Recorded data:
══════════════════════════════

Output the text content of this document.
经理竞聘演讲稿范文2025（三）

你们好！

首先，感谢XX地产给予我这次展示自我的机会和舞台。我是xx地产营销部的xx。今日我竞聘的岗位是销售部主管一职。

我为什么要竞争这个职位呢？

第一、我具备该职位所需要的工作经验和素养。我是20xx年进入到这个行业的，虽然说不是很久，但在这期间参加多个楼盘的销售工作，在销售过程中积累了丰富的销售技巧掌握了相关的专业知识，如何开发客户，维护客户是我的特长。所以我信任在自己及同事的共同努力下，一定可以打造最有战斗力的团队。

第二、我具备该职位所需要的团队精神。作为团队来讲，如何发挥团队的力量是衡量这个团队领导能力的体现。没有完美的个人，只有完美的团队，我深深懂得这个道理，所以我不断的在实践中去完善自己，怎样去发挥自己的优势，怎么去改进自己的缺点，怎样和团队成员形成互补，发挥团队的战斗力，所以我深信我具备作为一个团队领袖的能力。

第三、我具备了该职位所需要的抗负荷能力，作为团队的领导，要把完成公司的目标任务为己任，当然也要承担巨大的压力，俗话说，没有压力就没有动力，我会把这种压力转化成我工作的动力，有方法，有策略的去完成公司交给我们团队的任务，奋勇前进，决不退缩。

══════════════════════════════

EXERCISE PROMPT:
All of the records must be repeated exactly.

FINISHED ANSWER:
Output the text content of this document.
经理竞聘演讲稿范文2025（三）

你们好！

首先，感谢XX地产给予我这次展示自我的机会和舞台。我是xx地产营销部的xx。今日我竞聘的岗位是销售部主管一职。

我为什么要竞争这个职位呢？

第一、我具备该职位所需要的工作经验和素养。我是20xx年进入到这个行业的，虽然说不是很久，但在这期间参加多个楼盘的销售工作，在销售过程中积累了丰富的销售技巧掌握了相关的专业知识，如何开发客户，维护客户是我的特长。所以我信任在自己及同事的共同努力下，一定可以打造最有战斗力的团队。

第二、我具备该职位所需要的团队精神。作为团队来讲，如何发挥团队的力量是衡量这个团队领导能力的体现。没有完美的个人，只有完美的团队，我深深懂得这个道理，所以我不断的在实践中去完善自己，怎样去发挥自己的优势，怎么去改进自己的缺点，怎样和团队成员形成互补，发挥团队的战斗力，所以我深信我具备作为一个团队领袖的能力。

第三、我具备了该职位所需要的抗负荷能力，作为团队的领导，要把完成公司的目标任务为己任，当然也要承担巨大的压力，俗话说，没有压力就没有动力，我会把这种压力转化成我工作的动力，有方法，有策略的去完成公司交给我们团队的任务，奋勇前进，决不退缩。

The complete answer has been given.